• Reading passage
______
Vitamin D promotes wound healing in aged skin by modulating inflammation, angiogenesis, and EMT via the Hippo pathway

Age-related impairment in skin wound healing represents a significant healthcare challenge. Vitamin D (VD) has been shown to enhance diabetic wound healing. However, its therapeutic potential in age-related wound healing deficits remains unexplored. Here, we investigated VD's impact on wound healing in aged mice and the underlying mechanisms. Twelve-month-old C57BL/6 J mice received VD supplementation for 3 months before full-thickness excisional wounds were created. Wound healing was evaluated through multiple aspects, including inflammation, angiogenesis, epithelial-mesenchymal transition (EMT), and the Hippo signaling pathway. We also examined responses to 1α,25(OH)₂D₃ in HaCaT cells. VD supplementation significantly accelerated wound closure by modulating several key processes. It promoted inflammation resolution by suppressing pro-inflammatory factors (IL-6, TNF-α), elevating IL-10 levels, and facilitating M1-to-M2 macrophage polarization. VD enhanced angiogenesis through increased CD31-positive vessel formation and upregulation of angiogenic factors (VEGF, VEGFR2, PDGF). It also promoted EMT, as evidenced by reduced epithelial markers, increased mesenchymal markers, and upregulated EMT-related transcription factors. Mechanistically, VD inactivated the Hippo pathway, shown by downregulated Mst1 and Lats1 expressions, decreased p-YAP protein levels, increased YAP and TAZ protein levels, and upregulated target gene expressions (Cyr61). In vitro studies using HaCaT cells confirmed that 1α,25(OH)₂D₃ promoted cell migration and EMT through Hippo pathway modulation, as these effects were abolished after verteporfin (YAP Inhibitor) treatment. Our findings demonstrated that VD supplementation effectively accelerated wound healing in aged skin by modulating inflammation, increasing angiogenesis, and promoting EMT via the Hippo pathway, suggesting VD as a promising therapeutic strategy for managing age-related wound healing deficits.

Aged skin; EMT; Hippo signaling pathway; Vitamin D; Wound healing.
______
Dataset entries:
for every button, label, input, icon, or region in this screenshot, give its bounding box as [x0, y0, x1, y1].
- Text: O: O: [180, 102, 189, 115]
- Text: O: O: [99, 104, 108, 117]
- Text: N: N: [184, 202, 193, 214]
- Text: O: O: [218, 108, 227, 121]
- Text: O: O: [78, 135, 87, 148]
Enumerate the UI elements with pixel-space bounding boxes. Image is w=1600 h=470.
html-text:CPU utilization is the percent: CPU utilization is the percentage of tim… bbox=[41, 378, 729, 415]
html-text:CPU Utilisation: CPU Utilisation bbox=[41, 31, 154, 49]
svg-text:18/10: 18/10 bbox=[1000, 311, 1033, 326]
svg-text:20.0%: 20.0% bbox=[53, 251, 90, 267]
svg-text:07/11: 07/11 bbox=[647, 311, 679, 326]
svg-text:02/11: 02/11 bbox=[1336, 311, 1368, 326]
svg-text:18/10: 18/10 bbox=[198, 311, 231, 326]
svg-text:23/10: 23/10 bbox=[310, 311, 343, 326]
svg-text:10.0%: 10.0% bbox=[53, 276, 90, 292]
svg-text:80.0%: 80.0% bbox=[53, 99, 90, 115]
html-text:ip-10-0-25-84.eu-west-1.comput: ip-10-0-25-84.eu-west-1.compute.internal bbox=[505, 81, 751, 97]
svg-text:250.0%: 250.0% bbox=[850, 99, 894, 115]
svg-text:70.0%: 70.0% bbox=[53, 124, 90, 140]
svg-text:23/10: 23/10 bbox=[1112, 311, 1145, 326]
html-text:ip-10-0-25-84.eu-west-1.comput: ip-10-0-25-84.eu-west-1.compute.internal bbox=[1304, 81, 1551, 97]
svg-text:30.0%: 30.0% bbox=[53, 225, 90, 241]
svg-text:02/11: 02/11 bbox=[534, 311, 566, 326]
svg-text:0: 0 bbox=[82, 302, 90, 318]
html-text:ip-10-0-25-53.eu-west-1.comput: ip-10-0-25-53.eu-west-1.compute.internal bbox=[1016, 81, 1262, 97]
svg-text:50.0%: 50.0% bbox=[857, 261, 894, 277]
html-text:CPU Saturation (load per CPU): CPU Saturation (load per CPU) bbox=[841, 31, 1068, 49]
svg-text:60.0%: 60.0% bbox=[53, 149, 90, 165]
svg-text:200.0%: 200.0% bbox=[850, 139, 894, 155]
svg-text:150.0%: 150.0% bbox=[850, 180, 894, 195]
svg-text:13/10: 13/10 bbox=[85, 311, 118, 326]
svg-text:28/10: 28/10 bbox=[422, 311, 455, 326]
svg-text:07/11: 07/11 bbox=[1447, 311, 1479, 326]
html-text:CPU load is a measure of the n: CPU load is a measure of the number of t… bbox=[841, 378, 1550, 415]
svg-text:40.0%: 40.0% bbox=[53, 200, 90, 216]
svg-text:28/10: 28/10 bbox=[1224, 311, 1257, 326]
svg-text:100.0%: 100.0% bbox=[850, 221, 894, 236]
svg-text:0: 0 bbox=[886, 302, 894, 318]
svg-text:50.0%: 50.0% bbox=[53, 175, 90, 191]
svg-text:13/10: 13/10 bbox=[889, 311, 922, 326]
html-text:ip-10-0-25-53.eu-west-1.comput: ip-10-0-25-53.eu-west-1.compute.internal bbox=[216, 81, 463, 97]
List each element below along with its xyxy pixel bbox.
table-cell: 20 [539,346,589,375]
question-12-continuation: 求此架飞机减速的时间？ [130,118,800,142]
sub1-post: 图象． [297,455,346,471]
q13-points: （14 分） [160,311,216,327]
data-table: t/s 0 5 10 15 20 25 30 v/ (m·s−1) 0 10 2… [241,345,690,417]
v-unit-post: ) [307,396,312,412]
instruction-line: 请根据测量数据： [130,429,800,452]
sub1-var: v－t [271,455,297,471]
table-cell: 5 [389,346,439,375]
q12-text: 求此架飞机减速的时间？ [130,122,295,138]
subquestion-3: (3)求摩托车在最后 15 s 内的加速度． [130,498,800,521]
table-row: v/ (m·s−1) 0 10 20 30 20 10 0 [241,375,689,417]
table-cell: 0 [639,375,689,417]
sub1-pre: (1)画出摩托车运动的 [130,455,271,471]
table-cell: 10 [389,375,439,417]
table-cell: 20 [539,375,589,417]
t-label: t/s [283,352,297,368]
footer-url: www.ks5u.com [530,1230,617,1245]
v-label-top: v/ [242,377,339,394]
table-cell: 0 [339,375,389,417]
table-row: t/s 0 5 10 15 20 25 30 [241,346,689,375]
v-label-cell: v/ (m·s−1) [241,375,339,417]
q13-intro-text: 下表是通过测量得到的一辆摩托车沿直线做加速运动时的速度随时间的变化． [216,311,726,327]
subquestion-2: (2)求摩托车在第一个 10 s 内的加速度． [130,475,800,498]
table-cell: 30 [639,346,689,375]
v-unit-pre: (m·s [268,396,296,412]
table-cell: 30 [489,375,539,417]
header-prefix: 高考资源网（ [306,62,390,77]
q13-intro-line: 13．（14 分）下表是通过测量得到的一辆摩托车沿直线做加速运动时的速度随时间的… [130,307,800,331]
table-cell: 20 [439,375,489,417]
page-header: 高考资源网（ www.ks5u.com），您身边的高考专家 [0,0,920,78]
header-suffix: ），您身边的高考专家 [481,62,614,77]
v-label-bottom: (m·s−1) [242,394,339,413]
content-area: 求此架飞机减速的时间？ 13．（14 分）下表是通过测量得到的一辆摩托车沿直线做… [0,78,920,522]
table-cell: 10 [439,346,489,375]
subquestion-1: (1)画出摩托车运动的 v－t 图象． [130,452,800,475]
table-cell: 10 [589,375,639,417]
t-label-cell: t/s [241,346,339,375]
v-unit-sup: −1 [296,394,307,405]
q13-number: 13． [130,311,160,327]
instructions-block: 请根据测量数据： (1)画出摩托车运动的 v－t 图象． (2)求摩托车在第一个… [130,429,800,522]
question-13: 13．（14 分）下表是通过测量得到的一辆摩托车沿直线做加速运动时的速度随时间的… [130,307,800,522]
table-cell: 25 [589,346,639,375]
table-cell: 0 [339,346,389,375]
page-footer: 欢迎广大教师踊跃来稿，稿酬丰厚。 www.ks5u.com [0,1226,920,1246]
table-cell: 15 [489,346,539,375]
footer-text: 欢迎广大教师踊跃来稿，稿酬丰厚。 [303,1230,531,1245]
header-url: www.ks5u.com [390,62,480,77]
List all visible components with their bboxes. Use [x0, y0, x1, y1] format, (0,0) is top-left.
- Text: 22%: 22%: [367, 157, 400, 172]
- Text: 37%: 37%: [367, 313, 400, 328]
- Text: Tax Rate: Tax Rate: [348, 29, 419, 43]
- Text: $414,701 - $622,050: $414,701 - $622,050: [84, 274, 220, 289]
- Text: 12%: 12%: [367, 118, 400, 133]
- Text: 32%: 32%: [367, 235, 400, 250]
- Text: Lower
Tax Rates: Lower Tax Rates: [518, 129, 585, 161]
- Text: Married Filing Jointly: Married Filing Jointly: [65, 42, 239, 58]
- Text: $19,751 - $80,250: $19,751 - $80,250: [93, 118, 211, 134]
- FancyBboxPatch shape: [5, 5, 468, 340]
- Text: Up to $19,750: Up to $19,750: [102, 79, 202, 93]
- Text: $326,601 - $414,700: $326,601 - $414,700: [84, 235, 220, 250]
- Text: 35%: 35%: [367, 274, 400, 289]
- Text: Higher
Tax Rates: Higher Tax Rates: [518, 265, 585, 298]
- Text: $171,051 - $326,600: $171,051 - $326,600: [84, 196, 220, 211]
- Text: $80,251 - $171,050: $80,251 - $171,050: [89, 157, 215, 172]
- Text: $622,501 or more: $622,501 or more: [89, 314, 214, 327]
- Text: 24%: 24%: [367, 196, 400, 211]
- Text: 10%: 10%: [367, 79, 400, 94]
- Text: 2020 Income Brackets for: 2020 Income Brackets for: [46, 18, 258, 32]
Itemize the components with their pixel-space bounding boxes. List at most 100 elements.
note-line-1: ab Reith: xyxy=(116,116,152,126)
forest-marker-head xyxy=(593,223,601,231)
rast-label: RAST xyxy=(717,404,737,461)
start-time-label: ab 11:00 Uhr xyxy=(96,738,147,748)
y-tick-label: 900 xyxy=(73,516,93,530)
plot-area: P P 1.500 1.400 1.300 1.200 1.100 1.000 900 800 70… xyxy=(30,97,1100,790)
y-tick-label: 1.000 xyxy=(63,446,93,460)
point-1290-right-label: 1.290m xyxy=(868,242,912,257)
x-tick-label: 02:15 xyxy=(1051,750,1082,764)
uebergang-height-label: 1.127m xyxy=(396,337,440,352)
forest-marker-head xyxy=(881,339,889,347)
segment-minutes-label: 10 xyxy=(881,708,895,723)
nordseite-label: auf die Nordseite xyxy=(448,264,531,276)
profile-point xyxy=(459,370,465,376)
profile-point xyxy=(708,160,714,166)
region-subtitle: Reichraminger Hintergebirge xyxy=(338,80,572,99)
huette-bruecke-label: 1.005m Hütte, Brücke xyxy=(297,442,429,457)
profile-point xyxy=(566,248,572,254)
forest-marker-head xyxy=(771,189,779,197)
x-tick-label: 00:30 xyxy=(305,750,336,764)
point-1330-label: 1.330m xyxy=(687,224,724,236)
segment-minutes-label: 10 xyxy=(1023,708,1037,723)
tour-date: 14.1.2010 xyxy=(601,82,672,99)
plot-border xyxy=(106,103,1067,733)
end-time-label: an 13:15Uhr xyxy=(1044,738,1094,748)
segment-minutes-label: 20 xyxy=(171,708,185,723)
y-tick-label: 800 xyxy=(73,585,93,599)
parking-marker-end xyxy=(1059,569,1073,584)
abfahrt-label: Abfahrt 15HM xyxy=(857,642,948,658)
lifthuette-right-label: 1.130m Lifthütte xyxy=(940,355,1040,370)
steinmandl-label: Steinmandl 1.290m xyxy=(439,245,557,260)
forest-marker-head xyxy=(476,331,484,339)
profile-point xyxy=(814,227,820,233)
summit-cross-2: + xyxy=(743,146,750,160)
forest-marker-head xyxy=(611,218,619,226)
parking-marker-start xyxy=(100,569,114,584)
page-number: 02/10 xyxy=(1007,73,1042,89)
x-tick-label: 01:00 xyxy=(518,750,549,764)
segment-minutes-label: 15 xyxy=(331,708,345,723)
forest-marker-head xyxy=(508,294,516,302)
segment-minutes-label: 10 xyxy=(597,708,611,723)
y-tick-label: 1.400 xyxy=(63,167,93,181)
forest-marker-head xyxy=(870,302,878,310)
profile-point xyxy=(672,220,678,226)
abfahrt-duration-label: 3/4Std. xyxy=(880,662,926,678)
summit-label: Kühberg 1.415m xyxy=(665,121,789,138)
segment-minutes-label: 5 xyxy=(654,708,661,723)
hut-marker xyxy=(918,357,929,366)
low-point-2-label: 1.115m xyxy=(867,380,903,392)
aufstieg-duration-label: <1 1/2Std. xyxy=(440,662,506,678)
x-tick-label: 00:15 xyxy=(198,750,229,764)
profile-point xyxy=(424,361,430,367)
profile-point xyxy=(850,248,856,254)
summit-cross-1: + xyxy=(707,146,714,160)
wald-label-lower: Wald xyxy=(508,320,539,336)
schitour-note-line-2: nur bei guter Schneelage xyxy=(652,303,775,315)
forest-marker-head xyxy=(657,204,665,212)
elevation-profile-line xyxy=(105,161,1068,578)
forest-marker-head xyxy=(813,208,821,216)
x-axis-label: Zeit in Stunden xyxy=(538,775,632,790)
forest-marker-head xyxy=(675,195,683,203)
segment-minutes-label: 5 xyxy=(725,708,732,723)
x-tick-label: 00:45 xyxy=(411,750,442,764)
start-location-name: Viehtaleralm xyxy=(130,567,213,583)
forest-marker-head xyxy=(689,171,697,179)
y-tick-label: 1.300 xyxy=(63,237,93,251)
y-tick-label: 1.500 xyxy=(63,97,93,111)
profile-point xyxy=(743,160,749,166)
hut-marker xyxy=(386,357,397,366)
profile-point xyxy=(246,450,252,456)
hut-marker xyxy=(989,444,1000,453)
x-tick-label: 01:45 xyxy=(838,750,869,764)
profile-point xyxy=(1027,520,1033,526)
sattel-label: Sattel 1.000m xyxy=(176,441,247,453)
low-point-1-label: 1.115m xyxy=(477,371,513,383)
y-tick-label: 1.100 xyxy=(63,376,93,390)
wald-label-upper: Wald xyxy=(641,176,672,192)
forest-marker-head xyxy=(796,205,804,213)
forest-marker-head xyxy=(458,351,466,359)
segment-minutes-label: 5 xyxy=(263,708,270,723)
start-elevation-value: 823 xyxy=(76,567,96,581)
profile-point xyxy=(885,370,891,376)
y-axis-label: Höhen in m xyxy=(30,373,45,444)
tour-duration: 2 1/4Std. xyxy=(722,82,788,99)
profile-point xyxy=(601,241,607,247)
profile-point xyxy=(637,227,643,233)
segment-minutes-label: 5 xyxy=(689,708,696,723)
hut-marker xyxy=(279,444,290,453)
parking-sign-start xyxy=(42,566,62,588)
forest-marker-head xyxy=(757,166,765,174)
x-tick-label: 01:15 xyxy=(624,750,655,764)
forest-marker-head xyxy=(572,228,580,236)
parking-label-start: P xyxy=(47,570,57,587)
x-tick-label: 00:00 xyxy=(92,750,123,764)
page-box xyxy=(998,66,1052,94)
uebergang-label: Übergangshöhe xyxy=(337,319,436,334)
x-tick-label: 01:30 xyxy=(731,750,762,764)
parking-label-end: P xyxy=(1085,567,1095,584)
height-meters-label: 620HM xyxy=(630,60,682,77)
______
• What the task asks
Answer these questions from the vitamin D wound-healing text:
(a) How old were the mice at the start, and for how long did they receive vitamin D supplementation before wounding?
(b) Which YAP inhibitor was used on the HaCaT cells?
(c) Which angiogenic factors were upregulated by vitamin D?

• Response to the exercise
(a) Twelve months old; they received supplementation for 3 months.
(b) Verteporfin.
(c) VEGF, VEGFR2, and PDGF.